- WHAT YOU HAVE TO DO
Transcribe each line of the material as it is, and drop any picture.

[start of DATA SHOWN]

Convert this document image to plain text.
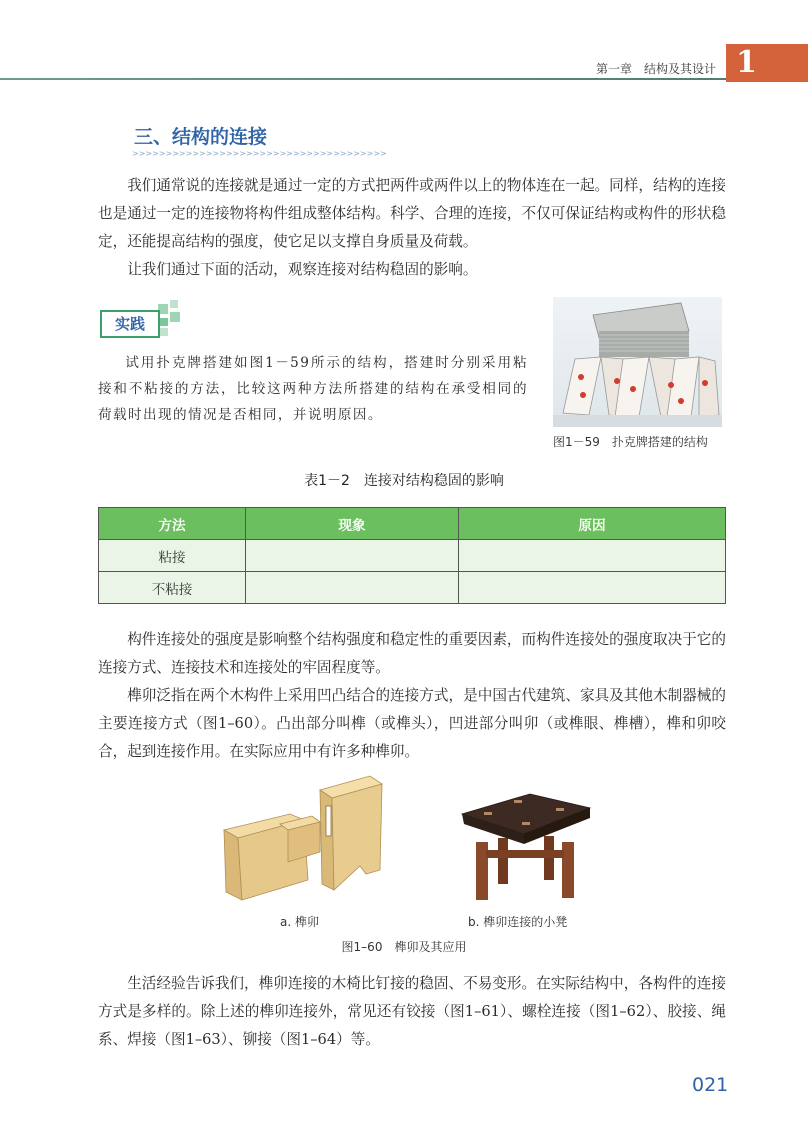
第一章　结构及其设计 1
三、结构的连接
>>>>>>>>>>>>>>>>>>>>>>>>>>>>>>>>>>>>>>

我们通常说的连接就是通过一定的方式把两件或两件以上的物体连在一起。同样，结构的连接也是通过一定的连接物将构件组成整体结构。科学、合理的连接，不仅可保证结构或构件的形状稳定，还能提高结构的强度，使它足以支撑自身质量及荷载。

让我们通过下面的活动，观察连接对结构稳固的影响。

实践

试用扑克牌搭建如图1－59所示的结构，搭建时分别采用粘接和不粘接的方法，比较这两种方法所搭建的结构在承受相同的荷载时出现的情况是否相同，并说明原因。

图1－59　扑克牌搭建的结构
表1－2　连接对结构稳固的影响
方法	现象	原因
粘接		
不粘接		

构件连接处的强度是影响整个结构强度和稳定性的重要因素，而构件连接处的强度取决于它的连接方式、连接技术和连接处的牢固程度等。

榫卯泛指在两个木构件上采用凹凸结合的连接方式，是中国古代建筑、家具及其他木制器械的主要连接方式（图1–60）。凸出部分叫榫（或榫头），凹进部分叫卯（或榫眼、榫槽），榫和卯咬合，起到连接作用。在实际应用中有许多种榫卯。

a. 榫卯	b. 榫卯连接的小凳
图1–60　榫卯及其应用

生活经验告诉我们，榫卯连接的木椅比钉接的稳固、不易变形。在实际结构中，各构件的连接方式是多样的。除上述的榫卯连接外，常见还有铰接（图1–61）、螺栓连接（图1–62）、胶接、绳系、焊接（图1–63）、铆接（图1–64）等。

021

[end of DATA SHOWN]

- OUTPUT BELOW
Convert this document image to plain text.
第一章　结构及其设计 1
三、结构的连接
>>>>>>>>>>>>>>>>>>>>>>>>>>>>>>>>>>>>>>

我们通常说的连接就是通过一定的方式把两件或两件以上的物体连在一起。同样，结构的连接也是通过一定的连接物将构件组成整体结构。科学、合理的连接，不仅可保证结构或构件的形状稳定，还能提高结构的强度，使它足以支撑自身质量及荷载。

让我们通过下面的活动，观察连接对结构稳固的影响。

实践

试用扑克牌搭建如图1－59所示的结构，搭建时分别采用粘接和不粘接的方法，比较这两种方法所搭建的结构在承受相同的荷载时出现的情况是否相同，并说明原因。

图1－59　扑克牌搭建的结构
表1－2　连接对结构稳固的影响
方法	现象	原因
粘接		
不粘接		

构件连接处的强度是影响整个结构强度和稳定性的重要因素，而构件连接处的强度取决于它的连接方式、连接技术和连接处的牢固程度等。

榫卯泛指在两个木构件上采用凹凸结合的连接方式，是中国古代建筑、家具及其他木制器械的主要连接方式（图1–60）。凸出部分叫榫（或榫头），凹进部分叫卯（或榫眼、榫槽），榫和卯咬合，起到连接作用。在实际应用中有许多种榫卯。

a. 榫卯	b. 榫卯连接的小凳
图1–60　榫卯及其应用

生活经验告诉我们，榫卯连接的木椅比钉接的稳固、不易变形。在实际结构中，各构件的连接方式是多样的。除上述的榫卯连接外，常见还有铰接（图1–61）、螺栓连接（图1–62）、胶接、绳系、焊接（图1–63）、铆接（图1–64）等。

021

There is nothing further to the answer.